Return all of the entries exactly, with nothing added or left out.

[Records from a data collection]
──────────
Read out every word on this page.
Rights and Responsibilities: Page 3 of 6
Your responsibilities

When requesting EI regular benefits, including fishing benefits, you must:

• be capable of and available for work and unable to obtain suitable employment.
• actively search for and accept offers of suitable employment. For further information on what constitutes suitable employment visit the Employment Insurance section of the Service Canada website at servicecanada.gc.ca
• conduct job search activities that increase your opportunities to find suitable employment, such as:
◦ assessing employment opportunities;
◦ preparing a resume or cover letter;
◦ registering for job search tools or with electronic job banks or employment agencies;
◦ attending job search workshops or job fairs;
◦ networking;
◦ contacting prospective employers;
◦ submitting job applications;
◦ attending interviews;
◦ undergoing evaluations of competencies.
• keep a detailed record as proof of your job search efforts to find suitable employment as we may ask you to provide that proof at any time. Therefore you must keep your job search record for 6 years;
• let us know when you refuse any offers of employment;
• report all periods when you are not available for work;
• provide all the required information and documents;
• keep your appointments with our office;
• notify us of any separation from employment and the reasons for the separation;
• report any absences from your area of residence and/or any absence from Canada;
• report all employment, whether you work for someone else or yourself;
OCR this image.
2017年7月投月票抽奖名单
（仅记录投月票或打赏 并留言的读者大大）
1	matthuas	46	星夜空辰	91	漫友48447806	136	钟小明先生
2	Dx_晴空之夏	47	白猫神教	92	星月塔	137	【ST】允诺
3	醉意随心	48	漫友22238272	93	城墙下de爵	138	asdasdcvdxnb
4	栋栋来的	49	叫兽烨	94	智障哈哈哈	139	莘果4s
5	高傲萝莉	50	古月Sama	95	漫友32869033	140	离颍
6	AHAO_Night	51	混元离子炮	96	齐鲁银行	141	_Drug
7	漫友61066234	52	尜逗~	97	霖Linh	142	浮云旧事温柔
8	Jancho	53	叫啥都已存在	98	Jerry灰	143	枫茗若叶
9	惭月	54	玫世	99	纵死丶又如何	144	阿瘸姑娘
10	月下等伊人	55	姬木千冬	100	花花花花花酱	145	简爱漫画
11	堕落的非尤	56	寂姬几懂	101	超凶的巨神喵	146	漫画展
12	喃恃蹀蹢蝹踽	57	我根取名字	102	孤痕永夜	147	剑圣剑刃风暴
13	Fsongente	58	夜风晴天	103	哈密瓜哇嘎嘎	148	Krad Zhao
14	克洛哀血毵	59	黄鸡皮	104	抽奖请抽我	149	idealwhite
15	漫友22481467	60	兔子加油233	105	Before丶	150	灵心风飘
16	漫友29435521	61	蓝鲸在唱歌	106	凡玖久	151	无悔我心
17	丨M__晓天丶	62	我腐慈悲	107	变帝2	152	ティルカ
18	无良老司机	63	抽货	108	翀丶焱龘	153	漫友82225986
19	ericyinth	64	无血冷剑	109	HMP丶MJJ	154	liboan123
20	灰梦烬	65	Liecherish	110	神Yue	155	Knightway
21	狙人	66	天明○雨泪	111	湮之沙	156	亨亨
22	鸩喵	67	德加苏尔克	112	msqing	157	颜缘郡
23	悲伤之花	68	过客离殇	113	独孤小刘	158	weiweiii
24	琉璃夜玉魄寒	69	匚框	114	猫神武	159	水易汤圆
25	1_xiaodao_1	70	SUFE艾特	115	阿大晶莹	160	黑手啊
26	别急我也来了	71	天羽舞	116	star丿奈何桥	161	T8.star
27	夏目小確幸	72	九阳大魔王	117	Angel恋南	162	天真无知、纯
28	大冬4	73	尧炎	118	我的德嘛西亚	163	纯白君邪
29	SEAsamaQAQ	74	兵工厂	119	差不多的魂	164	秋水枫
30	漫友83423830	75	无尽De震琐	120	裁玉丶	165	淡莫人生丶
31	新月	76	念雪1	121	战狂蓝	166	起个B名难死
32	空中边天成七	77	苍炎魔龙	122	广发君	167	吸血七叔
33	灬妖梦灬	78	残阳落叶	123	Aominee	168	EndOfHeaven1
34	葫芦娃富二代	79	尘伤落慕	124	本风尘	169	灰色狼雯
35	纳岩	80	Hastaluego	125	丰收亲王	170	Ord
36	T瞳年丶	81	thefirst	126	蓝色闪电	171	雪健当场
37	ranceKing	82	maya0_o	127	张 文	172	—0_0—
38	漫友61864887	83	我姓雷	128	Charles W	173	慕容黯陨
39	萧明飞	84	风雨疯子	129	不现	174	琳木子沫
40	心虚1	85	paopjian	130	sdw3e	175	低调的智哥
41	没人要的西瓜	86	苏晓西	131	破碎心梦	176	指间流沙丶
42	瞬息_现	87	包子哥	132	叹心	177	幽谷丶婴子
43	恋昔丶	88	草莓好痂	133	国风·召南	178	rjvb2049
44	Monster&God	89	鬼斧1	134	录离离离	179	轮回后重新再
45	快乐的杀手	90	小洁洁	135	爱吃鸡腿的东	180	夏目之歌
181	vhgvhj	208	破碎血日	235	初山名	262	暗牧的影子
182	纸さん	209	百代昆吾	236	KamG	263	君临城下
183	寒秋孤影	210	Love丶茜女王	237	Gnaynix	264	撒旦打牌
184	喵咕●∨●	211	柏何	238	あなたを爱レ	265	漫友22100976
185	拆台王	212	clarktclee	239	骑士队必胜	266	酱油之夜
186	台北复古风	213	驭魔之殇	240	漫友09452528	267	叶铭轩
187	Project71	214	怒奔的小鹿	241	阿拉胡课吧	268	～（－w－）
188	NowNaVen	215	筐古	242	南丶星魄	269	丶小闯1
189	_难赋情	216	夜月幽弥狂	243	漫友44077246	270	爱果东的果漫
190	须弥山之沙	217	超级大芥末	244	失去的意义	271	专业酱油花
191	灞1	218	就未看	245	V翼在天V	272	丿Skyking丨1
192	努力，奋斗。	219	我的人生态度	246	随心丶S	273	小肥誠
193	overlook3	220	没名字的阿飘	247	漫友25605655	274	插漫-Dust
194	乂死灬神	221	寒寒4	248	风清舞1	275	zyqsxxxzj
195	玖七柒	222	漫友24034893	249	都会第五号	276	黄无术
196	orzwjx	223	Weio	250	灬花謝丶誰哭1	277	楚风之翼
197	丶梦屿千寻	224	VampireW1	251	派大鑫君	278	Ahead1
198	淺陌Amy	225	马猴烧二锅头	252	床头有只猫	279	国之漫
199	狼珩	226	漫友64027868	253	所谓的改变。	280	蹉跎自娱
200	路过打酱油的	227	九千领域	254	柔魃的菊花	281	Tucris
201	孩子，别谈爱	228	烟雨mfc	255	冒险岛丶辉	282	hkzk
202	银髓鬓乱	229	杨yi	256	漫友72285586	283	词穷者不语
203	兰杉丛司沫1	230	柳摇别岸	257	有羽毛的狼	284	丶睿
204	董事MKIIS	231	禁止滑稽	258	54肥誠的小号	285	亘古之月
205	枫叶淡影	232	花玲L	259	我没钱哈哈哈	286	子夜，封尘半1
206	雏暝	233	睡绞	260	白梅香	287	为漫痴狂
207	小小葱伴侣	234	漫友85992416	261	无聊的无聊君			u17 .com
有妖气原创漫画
──────────
= RESULT OF THIS EXERCISE =
Read out every word on this page.
Rights and Responsibilities: Page 3 of 6
Your responsibilities

When requesting EI regular benefits, including fishing benefits, you must:

• be capable of and available for work and unable to obtain suitable employment.
• actively search for and accept offers of suitable employment. For further information on what constitutes suitable employment visit the Employment Insurance section of the Service Canada website at servicecanada.gc.ca
• conduct job search activities that increase your opportunities to find suitable employment, such as:
◦ assessing employment opportunities;
◦ preparing a resume or cover letter;
◦ registering for job search tools or with electronic job banks or employment agencies;
◦ attending job search workshops or job fairs;
◦ networking;
◦ contacting prospective employers;
◦ submitting job applications;
◦ attending interviews;
◦ undergoing evaluations of competencies.
• keep a detailed record as proof of your job search efforts to find suitable employment as we may ask you to provide that proof at any time. Therefore you must keep your job search record for 6 years;
• let us know when you refuse any offers of employment;
• report all periods when you are not available for work;
• provide all the required information and documents;
• keep your appointments with our office;
• notify us of any separation from employment and the reasons for the separation;
• report any absences from your area of residence and/or any absence from Canada;
• report all employment, whether you work for someone else or yourself;
OCR this image.
2017年7月投月票抽奖名单
（仅记录投月票或打赏 并留言的读者大大）
1	matthuas	46	星夜空辰	91	漫友48447806	136	钟小明先生
2	Dx_晴空之夏	47	白猫神教	92	星月塔	137	【ST】允诺
3	醉意随心	48	漫友22238272	93	城墙下de爵	138	asdasdcvdxnb
4	栋栋来的	49	叫兽烨	94	智障哈哈哈	139	莘果4s
5	高傲萝莉	50	古月Sama	95	漫友32869033	140	离颍
6	AHAO_Night	51	混元离子炮	96	齐鲁银行	141	_Drug
7	漫友61066234	52	尜逗~	97	霖Linh	142	浮云旧事温柔
8	Jancho	53	叫啥都已存在	98	Jerry灰	143	枫茗若叶
9	惭月	54	玫世	99	纵死丶又如何	144	阿瘸姑娘
10	月下等伊人	55	姬木千冬	100	花花花花花酱	145	简爱漫画
11	堕落的非尤	56	寂姬几懂	101	超凶的巨神喵	146	漫画展
12	喃恃蹀蹢蝹踽	57	我根取名字	102	孤痕永夜	147	剑圣剑刃风暴
13	Fsongente	58	夜风晴天	103	哈密瓜哇嘎嘎	148	Krad Zhao
14	克洛哀血毵	59	黄鸡皮	104	抽奖请抽我	149	idealwhite
15	漫友22481467	60	兔子加油233	105	Before丶	150	灵心风飘
16	漫友29435521	61	蓝鲸在唱歌	106	凡玖久	151	无悔我心
17	丨M__晓天丶	62	我腐慈悲	107	变帝2	152	ティルカ
18	无良老司机	63	抽货	108	翀丶焱龘	153	漫友82225986
19	ericyinth	64	无血冷剑	109	HMP丶MJJ	154	liboan123
20	灰梦烬	65	Liecherish	110	神Yue	155	Knightway
21	狙人	66	天明○雨泪	111	湮之沙	156	亨亨
22	鸩喵	67	德加苏尔克	112	msqing	157	颜缘郡
23	悲伤之花	68	过客离殇	113	独孤小刘	158	weiweiii
24	琉璃夜玉魄寒	69	匚框	114	猫神武	159	水易汤圆
25	1_xiaodao_1	70	SUFE艾特	115	阿大晶莹	160	黑手啊
26	别急我也来了	71	天羽舞	116	star丿奈何桥	161	T8.star
27	夏目小確幸	72	九阳大魔王	117	Angel恋南	162	天真无知、纯
28	大冬4	73	尧炎	118	我的德嘛西亚	163	纯白君邪
29	SEAsamaQAQ	74	兵工厂	119	差不多的魂	164	秋水枫
30	漫友83423830	75	无尽De震琐	120	裁玉丶	165	淡莫人生丶
31	新月	76	念雪1	121	战狂蓝	166	起个B名难死
32	空中边天成七	77	苍炎魔龙	122	广发君	167	吸血七叔
33	灬妖梦灬	78	残阳落叶	123	Aominee	168	EndOfHeaven1
34	葫芦娃富二代	79	尘伤落慕	124	本风尘	169	灰色狼雯
35	纳岩	80	Hastaluego	125	丰收亲王	170	Ord
36	T瞳年丶	81	thefirst	126	蓝色闪电	171	雪健当场
37	ranceKing	82	maya0_o	127	张 文	172	—0_0—
38	漫友61864887	83	我姓雷	128	Charles W	173	慕容黯陨
39	萧明飞	84	风雨疯子	129	不现	174	琳木子沫
40	心虚1	85	paopjian	130	sdw3e	175	低调的智哥
41	没人要的西瓜	86	苏晓西	131	破碎心梦	176	指间流沙丶
42	瞬息_现	87	包子哥	132	叹心	177	幽谷丶婴子
43	恋昔丶	88	草莓好痂	133	国风·召南	178	rjvb2049
44	Monster&God	89	鬼斧1	134	录离离离	179	轮回后重新再
45	快乐的杀手	90	小洁洁	135	爱吃鸡腿的东	180	夏目之歌
181	vhgvhj	208	破碎血日	235	初山名	262	暗牧的影子
182	纸さん	209	百代昆吾	236	KamG	263	君临城下
183	寒秋孤影	210	Love丶茜女王	237	Gnaynix	264	撒旦打牌
184	喵咕●∨●	211	柏何	238	あなたを爱レ	265	漫友22100976
185	拆台王	212	clarktclee	239	骑士队必胜	266	酱油之夜
186	台北复古风	213	驭魔之殇	240	漫友09452528	267	叶铭轩
187	Project71	214	怒奔的小鹿	241	阿拉胡课吧	268	～（－w－）
188	NowNaVen	215	筐古	242	南丶星魄	269	丶小闯1
189	_难赋情	216	夜月幽弥狂	243	漫友44077246	270	爱果东的果漫
190	须弥山之沙	217	超级大芥末	244	失去的意义	271	专业酱油花
191	灞1	218	就未看	245	V翼在天V	272	丿Skyking丨1
192	努力，奋斗。	219	我的人生态度	246	随心丶S	273	小肥誠
193	overlook3	220	没名字的阿飘	247	漫友25605655	274	插漫-Dust
194	乂死灬神	221	寒寒4	248	风清舞1	275	zyqsxxxzj
195	玖七柒	222	漫友24034893	249	都会第五号	276	黄无术
196	orzwjx	223	Weio	250	灬花謝丶誰哭1	277	楚风之翼
197	丶梦屿千寻	224	VampireW1	251	派大鑫君	278	Ahead1
198	淺陌Amy	225	马猴烧二锅头	252	床头有只猫	279	国之漫
199	狼珩	226	漫友64027868	253	所谓的改变。	280	蹉跎自娱
200	路过打酱油的	227	九千领域	254	柔魃的菊花	281	Tucris
201	孩子，别谈爱	228	烟雨mfc	255	冒险岛丶辉	282	hkzk
202	银髓鬓乱	229	杨yi	256	漫友72285586	283	词穷者不语
203	兰杉丛司沫1	230	柳摇别岸	257	有羽毛的狼	284	丶睿
204	董事MKIIS	231	禁止滑稽	258	54肥誠的小号	285	亘古之月
205	枫叶淡影	232	花玲L	259	我没钱哈哈哈	286	子夜，封尘半1
206	雏暝	233	睡绞	260	白梅香	287	为漫痴狂
207	小小葱伴侣	234	漫友85992416	261	无聊的无聊君			u17 .com
有妖气原创漫画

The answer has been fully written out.